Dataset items
= = = = =
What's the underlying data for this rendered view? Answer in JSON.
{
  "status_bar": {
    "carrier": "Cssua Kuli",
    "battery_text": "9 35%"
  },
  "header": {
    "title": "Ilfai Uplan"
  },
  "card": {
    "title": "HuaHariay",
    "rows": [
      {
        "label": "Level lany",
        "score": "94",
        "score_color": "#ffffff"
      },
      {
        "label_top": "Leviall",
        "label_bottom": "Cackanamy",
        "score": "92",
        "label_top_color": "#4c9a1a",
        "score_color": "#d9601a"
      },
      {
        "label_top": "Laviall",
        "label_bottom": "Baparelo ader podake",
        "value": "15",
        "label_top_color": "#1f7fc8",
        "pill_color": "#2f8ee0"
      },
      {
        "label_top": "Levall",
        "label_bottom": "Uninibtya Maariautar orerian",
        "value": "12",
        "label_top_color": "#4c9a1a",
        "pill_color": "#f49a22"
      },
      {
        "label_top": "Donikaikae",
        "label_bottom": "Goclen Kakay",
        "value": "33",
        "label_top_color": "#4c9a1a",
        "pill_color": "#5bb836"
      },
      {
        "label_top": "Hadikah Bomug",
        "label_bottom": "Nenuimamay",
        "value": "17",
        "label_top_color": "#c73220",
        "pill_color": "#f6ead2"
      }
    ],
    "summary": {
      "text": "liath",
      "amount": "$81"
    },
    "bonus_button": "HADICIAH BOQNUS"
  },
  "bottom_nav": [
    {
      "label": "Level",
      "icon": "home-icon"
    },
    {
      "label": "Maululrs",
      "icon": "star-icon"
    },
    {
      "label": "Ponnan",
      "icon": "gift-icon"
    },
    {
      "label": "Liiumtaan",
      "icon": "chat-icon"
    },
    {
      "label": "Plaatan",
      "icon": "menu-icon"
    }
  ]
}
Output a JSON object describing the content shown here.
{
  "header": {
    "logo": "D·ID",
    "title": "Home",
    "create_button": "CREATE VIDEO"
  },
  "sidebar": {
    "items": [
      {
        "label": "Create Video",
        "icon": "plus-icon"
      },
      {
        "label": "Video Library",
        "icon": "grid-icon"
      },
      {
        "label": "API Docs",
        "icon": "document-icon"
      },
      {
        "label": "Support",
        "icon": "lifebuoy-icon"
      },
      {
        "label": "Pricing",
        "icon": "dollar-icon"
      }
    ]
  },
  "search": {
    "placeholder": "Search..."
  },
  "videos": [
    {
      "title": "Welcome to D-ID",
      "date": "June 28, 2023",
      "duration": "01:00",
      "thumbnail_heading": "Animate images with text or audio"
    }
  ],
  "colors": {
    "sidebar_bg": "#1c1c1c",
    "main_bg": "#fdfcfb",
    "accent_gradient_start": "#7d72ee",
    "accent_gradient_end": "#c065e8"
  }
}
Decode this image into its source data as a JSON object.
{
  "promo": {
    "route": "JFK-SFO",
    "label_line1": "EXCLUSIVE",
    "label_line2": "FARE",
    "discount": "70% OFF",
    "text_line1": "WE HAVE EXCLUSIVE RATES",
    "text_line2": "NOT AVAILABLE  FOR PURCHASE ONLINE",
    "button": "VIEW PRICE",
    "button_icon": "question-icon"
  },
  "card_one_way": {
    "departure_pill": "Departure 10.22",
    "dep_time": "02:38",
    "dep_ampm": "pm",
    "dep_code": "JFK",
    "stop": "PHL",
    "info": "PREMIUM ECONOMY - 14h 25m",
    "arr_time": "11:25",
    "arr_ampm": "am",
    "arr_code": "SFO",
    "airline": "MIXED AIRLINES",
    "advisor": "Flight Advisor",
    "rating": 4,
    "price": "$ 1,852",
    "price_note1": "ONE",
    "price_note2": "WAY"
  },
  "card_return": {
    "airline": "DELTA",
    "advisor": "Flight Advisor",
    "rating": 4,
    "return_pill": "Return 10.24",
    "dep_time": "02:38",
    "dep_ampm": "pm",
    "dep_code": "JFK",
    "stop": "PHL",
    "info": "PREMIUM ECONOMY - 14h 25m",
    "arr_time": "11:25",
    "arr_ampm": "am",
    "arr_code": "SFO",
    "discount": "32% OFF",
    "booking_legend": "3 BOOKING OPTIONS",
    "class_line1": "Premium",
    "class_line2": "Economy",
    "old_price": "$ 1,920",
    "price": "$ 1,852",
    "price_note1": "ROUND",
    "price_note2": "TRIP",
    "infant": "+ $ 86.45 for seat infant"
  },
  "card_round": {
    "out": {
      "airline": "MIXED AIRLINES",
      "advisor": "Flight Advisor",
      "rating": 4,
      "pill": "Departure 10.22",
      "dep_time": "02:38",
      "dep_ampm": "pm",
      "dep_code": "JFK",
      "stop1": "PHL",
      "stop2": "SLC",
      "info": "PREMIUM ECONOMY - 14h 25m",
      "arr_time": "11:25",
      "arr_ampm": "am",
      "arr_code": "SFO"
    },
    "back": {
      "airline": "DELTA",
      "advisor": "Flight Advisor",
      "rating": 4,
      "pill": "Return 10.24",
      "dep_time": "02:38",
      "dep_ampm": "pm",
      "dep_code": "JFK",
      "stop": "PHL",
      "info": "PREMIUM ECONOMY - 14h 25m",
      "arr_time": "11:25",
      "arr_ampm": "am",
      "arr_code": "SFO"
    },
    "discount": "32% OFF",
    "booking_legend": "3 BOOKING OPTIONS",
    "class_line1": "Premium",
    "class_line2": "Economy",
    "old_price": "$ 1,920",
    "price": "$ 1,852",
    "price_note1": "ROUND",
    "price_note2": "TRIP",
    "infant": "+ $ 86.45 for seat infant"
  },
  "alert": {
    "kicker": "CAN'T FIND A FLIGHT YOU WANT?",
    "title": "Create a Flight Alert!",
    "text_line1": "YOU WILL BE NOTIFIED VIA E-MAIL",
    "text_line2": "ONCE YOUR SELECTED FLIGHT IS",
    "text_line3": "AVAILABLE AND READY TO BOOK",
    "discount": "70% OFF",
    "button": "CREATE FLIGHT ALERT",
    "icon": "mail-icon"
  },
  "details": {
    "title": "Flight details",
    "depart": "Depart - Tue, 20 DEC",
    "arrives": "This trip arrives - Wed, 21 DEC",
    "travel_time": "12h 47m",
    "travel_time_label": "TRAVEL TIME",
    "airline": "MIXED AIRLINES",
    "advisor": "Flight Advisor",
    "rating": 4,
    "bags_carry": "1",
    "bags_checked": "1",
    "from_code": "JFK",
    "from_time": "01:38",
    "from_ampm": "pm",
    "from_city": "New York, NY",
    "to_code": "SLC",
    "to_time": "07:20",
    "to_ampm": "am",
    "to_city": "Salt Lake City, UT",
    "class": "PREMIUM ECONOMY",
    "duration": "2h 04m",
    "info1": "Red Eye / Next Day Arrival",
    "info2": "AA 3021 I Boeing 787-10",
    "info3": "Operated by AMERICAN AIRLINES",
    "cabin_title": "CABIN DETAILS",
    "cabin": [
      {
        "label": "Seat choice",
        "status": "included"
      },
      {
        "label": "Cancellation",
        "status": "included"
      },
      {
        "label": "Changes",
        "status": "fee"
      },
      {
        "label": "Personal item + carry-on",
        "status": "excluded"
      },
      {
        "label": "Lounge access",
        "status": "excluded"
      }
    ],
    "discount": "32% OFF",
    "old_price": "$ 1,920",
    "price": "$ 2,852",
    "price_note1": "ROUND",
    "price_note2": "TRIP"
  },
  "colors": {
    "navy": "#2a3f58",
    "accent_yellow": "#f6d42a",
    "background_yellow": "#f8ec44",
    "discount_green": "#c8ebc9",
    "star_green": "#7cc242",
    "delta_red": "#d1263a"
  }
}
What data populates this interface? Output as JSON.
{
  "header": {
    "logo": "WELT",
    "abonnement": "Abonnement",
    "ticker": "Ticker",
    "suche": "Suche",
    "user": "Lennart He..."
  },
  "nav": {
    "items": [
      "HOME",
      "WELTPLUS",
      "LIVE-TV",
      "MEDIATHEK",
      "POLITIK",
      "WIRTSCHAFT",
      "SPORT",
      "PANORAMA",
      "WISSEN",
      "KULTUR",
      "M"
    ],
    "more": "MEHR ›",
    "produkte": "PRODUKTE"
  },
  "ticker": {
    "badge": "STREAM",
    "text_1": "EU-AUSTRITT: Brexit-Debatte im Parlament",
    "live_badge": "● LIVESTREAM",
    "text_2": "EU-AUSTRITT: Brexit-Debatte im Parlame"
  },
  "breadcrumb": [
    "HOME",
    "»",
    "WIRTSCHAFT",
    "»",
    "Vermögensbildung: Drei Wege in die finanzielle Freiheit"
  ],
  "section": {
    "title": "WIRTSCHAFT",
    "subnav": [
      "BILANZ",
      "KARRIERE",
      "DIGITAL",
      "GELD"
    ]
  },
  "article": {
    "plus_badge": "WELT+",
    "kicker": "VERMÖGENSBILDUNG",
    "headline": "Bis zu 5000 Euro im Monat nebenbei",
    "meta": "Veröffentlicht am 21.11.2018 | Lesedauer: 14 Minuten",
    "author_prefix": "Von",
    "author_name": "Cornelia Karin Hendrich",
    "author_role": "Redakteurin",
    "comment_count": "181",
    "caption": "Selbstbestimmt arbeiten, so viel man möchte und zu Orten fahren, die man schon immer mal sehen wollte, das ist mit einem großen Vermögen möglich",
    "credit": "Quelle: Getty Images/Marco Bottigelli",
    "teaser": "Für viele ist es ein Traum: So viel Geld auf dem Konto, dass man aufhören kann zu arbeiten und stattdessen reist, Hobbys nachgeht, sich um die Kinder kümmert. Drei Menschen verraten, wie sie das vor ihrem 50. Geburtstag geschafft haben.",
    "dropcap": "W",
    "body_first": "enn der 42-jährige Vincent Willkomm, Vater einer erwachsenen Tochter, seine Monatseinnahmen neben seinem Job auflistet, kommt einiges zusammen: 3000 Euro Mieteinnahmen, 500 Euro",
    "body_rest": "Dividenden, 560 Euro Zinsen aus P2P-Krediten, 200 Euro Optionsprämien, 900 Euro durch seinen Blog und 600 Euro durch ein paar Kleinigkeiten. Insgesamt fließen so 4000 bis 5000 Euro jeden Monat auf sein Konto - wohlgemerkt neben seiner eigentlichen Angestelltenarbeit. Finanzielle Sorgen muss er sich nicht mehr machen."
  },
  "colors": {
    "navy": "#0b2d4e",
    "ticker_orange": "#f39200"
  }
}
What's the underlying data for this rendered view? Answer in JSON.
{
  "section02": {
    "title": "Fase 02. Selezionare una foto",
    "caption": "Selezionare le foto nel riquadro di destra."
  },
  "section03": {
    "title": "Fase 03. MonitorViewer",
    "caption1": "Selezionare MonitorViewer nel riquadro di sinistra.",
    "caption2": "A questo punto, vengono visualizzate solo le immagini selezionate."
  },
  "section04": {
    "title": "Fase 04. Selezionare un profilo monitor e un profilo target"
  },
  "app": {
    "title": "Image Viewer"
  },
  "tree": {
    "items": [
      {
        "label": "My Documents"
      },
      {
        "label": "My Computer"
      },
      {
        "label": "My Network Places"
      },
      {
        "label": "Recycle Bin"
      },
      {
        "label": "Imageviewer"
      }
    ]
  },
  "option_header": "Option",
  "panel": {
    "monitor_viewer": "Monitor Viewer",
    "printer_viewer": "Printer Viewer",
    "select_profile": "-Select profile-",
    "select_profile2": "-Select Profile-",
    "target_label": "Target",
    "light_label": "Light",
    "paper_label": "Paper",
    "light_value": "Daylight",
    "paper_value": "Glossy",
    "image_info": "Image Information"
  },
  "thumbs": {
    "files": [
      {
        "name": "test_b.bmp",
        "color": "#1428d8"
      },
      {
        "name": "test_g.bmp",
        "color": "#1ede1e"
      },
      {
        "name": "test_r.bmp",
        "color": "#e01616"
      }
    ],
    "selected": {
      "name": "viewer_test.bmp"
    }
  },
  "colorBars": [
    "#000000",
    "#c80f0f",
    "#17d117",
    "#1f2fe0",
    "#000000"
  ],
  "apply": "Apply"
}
= = = = =
• **STATED TASK**: From the entries above, copy each line holding "viel".

• **WORKED ANSWER**:
    "caption": "Selbstbestimmt arbeiten, so viel man möchte und zu Orten fahren, die man schon immer mal sehen wollte, das ist mit einem großen Vermögen möglich",
    "teaser": "Für viele ist es ein Traum: So viel Geld auf dem Konto, dass man aufhören kann zu arbeiten und stattdessen reist, Hobbys nachgeht, sich um die Kinder kümmert. Drei Menschen verraten, wie sie das vor ihrem 50. Geburtstag geschafft haben.",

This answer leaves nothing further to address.